- _WRITTEN TASK_
Using the data below, copy each line that includes the word "greater".

::::

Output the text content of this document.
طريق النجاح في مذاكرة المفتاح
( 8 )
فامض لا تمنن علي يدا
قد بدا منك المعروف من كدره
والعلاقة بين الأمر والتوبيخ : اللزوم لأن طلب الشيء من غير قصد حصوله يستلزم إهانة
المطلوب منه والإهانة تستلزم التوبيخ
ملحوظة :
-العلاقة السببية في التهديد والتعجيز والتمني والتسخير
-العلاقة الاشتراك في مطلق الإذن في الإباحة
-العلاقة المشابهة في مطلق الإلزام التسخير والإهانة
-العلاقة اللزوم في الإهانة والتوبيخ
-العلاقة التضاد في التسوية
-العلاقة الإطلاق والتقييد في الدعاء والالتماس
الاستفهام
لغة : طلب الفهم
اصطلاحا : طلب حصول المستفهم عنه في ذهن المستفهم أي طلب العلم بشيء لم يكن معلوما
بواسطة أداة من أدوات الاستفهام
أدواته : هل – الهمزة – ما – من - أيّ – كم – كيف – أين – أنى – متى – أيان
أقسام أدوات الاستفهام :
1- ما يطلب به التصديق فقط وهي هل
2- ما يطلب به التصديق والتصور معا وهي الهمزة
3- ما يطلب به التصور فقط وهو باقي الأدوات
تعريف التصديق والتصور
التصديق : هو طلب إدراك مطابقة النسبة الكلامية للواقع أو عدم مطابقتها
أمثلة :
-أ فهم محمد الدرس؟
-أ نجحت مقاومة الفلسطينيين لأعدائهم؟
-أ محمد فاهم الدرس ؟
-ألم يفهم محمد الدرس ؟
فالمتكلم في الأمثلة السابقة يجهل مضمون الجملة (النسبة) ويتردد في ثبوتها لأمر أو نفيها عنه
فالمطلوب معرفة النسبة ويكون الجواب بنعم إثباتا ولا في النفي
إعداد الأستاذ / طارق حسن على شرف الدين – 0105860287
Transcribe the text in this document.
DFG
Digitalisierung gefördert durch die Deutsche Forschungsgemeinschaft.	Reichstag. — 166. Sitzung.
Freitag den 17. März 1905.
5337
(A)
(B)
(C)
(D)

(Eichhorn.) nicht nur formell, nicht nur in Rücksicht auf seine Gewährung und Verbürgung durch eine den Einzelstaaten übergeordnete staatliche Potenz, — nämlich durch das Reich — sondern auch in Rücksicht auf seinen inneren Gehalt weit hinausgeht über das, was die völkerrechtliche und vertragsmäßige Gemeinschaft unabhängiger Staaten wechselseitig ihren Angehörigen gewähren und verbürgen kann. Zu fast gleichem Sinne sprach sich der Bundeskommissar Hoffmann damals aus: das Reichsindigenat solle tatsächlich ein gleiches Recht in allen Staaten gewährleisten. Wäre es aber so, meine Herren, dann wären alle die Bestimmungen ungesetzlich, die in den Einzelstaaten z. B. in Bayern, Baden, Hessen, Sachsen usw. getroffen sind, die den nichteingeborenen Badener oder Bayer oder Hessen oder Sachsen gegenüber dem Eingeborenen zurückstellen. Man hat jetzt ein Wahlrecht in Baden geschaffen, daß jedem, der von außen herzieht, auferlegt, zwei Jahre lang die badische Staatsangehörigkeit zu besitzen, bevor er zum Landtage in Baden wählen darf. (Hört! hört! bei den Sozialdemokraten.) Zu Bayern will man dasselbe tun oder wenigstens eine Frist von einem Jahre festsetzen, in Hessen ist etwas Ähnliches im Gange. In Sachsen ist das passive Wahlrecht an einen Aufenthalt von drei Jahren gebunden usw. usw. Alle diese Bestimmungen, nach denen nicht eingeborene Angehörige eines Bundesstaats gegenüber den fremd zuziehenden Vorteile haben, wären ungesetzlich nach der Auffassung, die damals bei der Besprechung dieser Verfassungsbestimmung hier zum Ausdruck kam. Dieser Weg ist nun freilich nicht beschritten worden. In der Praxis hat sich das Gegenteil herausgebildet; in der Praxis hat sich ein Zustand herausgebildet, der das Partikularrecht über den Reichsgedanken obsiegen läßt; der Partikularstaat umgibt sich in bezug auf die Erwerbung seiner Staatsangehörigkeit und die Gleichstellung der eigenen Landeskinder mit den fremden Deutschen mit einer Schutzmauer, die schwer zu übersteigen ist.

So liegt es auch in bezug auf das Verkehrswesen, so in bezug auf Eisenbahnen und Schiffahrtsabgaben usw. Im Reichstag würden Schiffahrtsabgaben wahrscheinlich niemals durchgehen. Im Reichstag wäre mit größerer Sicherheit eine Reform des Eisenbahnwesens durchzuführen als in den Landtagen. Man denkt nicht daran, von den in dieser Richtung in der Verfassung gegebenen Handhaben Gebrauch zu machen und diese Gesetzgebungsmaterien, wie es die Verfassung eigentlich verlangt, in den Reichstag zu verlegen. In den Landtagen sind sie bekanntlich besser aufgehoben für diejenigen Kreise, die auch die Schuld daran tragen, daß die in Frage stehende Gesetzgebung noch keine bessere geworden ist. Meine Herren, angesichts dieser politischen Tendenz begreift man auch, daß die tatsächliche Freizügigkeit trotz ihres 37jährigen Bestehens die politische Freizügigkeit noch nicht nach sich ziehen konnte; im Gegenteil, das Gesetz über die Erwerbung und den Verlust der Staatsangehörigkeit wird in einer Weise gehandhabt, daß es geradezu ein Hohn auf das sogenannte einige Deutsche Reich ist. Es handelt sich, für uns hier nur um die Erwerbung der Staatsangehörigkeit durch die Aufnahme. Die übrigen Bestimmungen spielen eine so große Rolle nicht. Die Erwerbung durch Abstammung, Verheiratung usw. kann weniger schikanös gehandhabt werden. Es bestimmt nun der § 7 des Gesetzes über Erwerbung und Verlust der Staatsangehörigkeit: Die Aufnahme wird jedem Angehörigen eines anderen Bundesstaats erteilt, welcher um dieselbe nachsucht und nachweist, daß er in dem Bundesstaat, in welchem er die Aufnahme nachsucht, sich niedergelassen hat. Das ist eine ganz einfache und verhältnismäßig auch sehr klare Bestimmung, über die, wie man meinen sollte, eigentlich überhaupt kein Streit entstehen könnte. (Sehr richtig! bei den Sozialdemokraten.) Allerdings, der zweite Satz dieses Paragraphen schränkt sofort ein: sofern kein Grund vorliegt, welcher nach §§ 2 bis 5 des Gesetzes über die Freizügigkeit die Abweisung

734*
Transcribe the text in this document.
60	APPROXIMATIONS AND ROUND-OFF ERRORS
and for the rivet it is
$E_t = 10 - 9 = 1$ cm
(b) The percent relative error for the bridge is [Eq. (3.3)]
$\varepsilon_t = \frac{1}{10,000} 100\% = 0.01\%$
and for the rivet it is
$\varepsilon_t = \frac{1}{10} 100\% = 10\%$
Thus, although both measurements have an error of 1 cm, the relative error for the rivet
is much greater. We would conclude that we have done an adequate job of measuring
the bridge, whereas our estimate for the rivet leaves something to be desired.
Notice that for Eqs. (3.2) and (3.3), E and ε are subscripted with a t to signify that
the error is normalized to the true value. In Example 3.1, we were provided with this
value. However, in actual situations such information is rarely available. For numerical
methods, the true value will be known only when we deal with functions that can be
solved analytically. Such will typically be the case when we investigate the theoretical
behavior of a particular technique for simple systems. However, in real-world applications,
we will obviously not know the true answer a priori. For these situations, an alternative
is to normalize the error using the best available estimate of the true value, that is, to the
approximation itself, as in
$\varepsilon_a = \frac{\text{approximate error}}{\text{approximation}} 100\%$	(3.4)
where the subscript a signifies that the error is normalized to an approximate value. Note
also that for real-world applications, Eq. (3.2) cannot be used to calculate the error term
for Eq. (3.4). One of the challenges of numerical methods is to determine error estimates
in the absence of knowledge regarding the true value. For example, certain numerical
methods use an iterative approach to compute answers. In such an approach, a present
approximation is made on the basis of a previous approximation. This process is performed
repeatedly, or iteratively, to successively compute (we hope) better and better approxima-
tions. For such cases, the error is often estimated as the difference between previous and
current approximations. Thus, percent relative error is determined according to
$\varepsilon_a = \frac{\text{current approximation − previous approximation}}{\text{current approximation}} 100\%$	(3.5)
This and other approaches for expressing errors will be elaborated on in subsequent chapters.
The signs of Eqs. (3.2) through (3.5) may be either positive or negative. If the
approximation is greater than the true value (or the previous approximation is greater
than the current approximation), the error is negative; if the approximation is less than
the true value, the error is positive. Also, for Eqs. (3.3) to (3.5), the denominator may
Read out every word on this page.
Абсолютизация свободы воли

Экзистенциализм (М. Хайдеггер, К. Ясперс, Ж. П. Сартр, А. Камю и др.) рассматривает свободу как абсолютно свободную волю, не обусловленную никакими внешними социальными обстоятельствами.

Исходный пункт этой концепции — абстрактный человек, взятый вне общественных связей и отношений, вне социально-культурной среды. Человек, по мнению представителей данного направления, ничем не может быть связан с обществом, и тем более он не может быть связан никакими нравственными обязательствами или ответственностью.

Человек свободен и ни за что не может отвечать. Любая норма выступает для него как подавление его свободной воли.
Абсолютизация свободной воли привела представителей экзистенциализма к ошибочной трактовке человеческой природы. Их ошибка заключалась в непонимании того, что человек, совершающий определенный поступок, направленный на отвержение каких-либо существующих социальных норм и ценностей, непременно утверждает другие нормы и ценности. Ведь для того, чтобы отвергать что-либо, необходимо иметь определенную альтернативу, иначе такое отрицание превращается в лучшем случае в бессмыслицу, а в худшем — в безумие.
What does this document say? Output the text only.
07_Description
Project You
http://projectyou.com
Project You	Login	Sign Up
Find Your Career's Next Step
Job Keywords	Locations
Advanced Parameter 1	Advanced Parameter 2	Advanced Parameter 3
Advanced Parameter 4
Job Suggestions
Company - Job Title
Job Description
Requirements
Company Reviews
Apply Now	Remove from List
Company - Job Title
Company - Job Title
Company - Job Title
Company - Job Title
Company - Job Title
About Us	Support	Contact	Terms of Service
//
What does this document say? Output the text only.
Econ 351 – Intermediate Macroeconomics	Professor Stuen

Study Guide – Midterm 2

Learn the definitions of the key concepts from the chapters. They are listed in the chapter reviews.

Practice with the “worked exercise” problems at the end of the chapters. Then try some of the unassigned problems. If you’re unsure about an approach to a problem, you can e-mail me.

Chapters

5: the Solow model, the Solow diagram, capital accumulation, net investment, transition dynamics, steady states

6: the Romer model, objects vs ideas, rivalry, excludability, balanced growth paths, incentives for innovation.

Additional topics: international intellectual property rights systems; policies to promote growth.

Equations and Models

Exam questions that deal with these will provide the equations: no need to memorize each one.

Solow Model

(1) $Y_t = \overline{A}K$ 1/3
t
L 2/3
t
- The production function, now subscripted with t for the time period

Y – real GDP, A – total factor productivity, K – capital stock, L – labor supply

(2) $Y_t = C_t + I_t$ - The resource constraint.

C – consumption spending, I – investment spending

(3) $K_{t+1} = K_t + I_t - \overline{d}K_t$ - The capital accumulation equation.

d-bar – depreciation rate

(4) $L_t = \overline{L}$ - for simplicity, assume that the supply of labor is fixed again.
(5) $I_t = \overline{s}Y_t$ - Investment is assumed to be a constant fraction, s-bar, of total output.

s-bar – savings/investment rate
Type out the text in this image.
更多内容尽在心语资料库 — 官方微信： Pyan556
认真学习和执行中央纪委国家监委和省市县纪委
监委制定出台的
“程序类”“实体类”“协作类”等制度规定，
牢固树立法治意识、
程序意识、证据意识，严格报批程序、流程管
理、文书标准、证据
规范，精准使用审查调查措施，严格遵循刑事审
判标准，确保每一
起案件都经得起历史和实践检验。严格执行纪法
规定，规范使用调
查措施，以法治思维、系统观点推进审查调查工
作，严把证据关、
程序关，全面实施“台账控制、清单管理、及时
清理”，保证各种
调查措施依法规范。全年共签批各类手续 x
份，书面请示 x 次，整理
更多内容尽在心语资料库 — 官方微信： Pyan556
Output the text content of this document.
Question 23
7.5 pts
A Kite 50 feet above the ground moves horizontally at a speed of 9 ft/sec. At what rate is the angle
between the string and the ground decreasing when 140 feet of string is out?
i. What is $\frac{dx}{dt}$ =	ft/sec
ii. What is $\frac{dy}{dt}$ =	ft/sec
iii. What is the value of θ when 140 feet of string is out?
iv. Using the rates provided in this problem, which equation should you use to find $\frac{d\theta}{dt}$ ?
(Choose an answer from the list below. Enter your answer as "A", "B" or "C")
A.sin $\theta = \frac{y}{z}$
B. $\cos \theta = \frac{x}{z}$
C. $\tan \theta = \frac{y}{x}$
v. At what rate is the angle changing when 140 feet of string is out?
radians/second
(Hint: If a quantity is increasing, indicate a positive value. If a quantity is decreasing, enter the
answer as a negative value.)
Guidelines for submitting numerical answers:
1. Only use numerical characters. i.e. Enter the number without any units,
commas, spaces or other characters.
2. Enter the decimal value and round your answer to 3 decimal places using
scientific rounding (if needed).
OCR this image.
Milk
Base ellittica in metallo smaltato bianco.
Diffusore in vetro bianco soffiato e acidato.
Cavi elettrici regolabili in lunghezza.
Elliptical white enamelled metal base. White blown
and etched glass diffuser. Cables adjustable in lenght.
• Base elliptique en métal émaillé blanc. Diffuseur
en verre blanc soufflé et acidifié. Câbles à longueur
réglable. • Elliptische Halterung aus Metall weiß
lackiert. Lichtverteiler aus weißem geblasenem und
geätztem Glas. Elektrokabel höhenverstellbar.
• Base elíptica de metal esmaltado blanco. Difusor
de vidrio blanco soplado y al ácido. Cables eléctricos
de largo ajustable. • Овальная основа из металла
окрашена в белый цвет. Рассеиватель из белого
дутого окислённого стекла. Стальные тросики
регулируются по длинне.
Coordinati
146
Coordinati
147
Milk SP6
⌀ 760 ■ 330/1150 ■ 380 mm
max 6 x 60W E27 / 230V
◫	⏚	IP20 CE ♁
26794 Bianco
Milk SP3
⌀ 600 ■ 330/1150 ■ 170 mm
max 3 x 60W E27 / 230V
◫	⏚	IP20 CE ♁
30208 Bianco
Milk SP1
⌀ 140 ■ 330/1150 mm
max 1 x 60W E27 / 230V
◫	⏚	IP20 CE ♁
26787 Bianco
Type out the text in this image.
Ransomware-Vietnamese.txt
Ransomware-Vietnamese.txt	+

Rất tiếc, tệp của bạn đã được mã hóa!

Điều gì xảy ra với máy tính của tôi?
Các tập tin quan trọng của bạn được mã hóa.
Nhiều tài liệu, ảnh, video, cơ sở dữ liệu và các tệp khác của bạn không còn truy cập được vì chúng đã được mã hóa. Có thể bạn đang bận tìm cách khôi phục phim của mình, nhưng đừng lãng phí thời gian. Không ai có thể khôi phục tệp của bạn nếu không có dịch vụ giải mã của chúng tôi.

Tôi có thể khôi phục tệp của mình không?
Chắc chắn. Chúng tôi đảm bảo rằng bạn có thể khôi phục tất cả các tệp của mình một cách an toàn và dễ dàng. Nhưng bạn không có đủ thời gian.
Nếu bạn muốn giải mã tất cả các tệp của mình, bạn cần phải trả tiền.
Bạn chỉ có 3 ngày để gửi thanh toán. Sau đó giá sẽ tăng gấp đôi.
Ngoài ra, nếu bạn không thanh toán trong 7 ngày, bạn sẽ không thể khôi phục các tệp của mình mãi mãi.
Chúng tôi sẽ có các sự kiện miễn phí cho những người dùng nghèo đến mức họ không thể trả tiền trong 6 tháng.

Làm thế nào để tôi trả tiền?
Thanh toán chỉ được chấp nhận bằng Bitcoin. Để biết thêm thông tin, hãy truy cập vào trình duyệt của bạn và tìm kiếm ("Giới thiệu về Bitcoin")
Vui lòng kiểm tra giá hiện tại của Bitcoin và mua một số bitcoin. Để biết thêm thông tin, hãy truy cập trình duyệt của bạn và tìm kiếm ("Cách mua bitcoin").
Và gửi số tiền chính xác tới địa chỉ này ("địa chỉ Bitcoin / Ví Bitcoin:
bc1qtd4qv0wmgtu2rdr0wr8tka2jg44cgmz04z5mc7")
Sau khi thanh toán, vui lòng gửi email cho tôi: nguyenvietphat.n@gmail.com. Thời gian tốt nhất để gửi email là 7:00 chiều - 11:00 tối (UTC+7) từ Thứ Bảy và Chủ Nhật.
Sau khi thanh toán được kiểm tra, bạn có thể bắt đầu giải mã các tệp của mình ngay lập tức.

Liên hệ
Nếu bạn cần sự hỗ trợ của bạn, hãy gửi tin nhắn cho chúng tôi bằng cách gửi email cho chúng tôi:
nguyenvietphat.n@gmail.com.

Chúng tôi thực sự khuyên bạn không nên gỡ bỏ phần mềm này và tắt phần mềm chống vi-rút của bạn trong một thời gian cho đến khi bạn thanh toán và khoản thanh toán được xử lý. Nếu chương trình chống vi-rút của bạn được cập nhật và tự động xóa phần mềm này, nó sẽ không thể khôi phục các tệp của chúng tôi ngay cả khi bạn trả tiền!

::::

- _FULL ANSWER_
is much greater. We would conclude that we have done an adequate job of measuring
approximation is greater than the true value (or the previous approximation is greater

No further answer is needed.